▶ INFORMATION GIVEN:
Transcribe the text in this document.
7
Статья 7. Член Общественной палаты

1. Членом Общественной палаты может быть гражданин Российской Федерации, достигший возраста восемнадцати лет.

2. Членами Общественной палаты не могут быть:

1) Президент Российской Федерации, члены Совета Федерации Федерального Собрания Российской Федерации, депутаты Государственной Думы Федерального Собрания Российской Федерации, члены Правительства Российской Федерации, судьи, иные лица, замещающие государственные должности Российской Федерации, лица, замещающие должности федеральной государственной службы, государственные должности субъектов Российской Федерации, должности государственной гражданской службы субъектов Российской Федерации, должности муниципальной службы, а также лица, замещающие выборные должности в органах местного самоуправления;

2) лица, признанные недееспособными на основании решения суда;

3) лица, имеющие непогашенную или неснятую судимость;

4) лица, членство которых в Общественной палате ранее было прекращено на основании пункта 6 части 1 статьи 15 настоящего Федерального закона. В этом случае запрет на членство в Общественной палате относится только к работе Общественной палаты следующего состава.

▶ REQUIREMENT:
Select every line above that contains the word "лица", and copy it.

▶ WRITTEN SOLUTION:
1) Президент Российской Федерации, члены Совета Федерации Федерального Собрания Российской Федерации, депутаты Государственной Думы Федерального Собрания Российской Федерации, члены Правительства Российской Федерации, судьи, иные лица, замещающие государственные должности Российской Федерации, лица, замещающие должности федеральной государственной службы, государственные должности субъектов Российской Федерации, должности государственной гражданской службы субъектов Российской Федерации, должности муниципальной службы, а также лица, замещающие выборные должности в органах местного самоуправления;
2) лица, признанные недееспособными на основании решения суда;
3) лица, имеющие непогашенную или неснятую судимость;
4) лица, членство которых в Общественной палате ранее было прекращено на основании пункта 6 части 1 статьи 15 настоящего Федерального закона. В этом случае запрет на членство в Общественной палате относится только к работе Общественной палаты следующего состава.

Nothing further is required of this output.